▶ [Directions] Select all lines with the string "możliwości" in them, and copy those lines.

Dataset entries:
◇ ◇ ◇ ◇ ◇ ◇ ◇

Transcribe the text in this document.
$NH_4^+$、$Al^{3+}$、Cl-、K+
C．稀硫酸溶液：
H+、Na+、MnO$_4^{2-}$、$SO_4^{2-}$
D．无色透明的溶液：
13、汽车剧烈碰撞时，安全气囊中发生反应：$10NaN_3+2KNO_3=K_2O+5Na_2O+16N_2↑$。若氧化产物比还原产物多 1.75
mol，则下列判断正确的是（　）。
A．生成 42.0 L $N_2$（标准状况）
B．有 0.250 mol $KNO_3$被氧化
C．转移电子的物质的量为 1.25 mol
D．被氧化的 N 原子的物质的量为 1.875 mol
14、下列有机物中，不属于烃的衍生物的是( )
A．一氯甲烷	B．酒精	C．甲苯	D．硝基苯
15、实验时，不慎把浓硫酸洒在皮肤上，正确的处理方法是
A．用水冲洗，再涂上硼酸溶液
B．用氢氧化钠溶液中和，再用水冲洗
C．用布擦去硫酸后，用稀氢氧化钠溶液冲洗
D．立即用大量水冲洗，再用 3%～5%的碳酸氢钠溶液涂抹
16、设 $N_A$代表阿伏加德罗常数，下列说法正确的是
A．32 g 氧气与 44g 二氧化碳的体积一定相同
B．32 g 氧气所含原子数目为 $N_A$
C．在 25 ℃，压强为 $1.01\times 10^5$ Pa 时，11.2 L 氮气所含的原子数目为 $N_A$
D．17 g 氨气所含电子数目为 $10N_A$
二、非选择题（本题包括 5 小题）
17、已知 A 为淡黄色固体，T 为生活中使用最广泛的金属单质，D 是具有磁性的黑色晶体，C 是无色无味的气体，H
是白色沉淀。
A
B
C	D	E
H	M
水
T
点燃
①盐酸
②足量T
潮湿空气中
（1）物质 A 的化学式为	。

◇ ◇ ◇ ◇ ◇ ◇ ◇

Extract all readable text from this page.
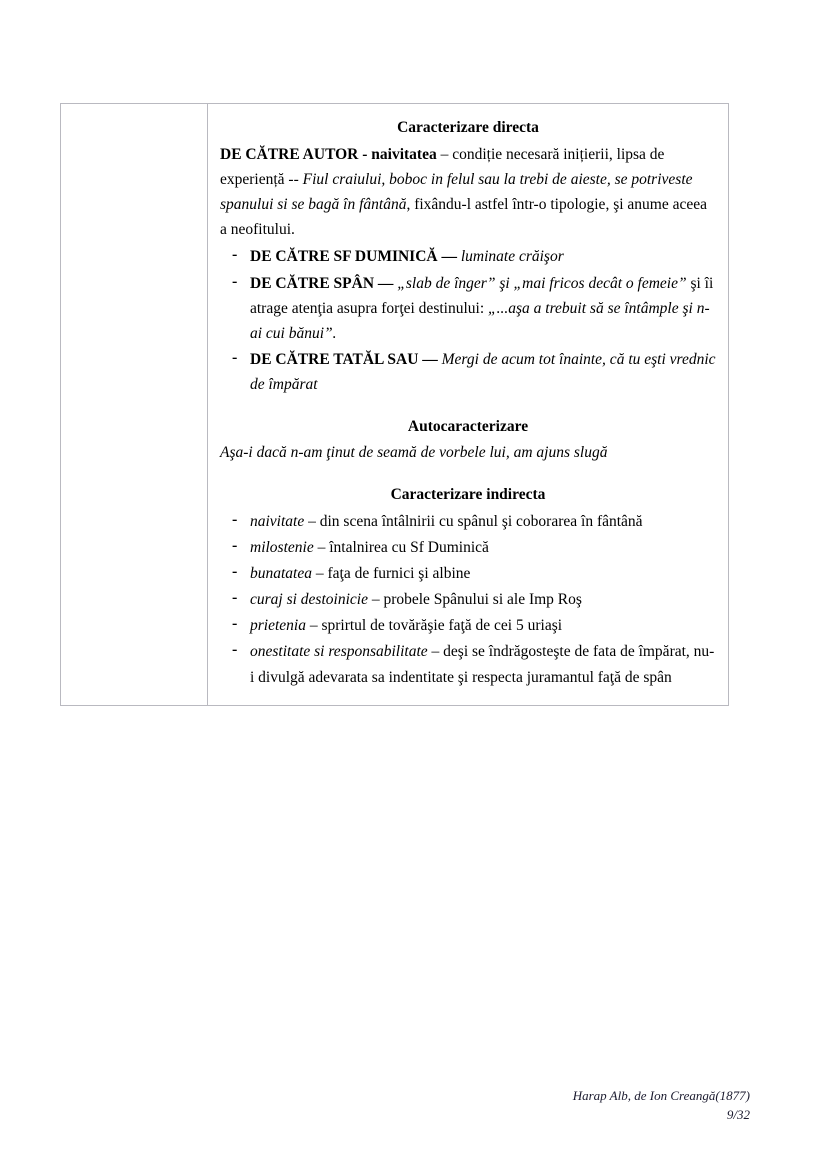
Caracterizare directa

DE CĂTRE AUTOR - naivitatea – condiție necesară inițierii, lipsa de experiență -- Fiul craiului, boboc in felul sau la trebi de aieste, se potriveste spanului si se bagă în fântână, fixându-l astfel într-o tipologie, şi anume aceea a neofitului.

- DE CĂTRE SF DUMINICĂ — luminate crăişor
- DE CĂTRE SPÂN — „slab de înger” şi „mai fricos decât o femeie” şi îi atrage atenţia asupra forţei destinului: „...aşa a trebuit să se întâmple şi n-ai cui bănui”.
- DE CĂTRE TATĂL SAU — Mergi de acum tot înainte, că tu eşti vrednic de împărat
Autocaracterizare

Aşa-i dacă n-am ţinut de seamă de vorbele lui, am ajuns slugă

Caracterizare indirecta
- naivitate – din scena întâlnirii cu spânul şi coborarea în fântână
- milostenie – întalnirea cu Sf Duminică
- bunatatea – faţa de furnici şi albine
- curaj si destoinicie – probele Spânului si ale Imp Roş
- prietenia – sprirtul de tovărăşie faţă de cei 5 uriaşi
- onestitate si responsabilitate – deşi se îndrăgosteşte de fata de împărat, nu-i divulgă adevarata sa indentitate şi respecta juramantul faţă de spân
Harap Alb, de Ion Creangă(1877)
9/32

◇ ◇ ◇ ◇ ◇ ◇ ◇

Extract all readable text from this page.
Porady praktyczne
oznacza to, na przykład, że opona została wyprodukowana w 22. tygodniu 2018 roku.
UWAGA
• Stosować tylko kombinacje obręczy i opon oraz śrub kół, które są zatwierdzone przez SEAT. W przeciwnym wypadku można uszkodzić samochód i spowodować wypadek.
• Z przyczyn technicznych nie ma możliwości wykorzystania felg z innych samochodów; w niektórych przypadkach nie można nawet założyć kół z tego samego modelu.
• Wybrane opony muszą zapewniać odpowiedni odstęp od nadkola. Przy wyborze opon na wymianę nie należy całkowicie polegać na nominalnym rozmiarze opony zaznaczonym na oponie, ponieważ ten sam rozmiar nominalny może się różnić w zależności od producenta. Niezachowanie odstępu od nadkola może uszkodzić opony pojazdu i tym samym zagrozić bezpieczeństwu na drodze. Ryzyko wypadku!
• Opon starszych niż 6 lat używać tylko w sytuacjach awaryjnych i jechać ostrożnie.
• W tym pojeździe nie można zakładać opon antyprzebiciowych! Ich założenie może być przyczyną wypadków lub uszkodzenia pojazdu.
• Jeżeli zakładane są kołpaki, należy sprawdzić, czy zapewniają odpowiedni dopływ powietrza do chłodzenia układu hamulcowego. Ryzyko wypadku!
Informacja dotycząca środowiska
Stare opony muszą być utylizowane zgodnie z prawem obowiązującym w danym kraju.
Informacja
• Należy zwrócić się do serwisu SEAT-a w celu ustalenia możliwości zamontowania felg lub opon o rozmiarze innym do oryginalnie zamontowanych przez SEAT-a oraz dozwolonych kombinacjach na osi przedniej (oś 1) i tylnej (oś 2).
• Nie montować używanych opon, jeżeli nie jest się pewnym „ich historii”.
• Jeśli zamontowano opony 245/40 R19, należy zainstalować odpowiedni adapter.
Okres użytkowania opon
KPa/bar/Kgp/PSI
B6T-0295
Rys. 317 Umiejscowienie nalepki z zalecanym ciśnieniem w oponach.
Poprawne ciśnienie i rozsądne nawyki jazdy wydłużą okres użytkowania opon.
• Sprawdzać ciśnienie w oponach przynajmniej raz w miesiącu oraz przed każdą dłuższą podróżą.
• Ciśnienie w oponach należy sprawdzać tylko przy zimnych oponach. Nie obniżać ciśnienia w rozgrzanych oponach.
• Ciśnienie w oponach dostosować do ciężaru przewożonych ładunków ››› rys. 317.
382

◇ ◇ ◇ ◇ ◇ ◇ ◇

▶ [Output of the exercise]
• Z przyczyn technicznych nie ma możliwości wykorzystania felg z innych samochodów; w niektórych przypadkach nie można nawet założyć kół z tego samego modelu.
• Należy zwrócić się do serwisu SEAT-a w celu ustalenia możliwości zamontowania felg lub opon o rozmiarze innym do oryginalnie zamontowanych przez SEAT-a oraz dozwolonych kombinacjach na osi przedniej (oś 1) i tylnej (oś 2).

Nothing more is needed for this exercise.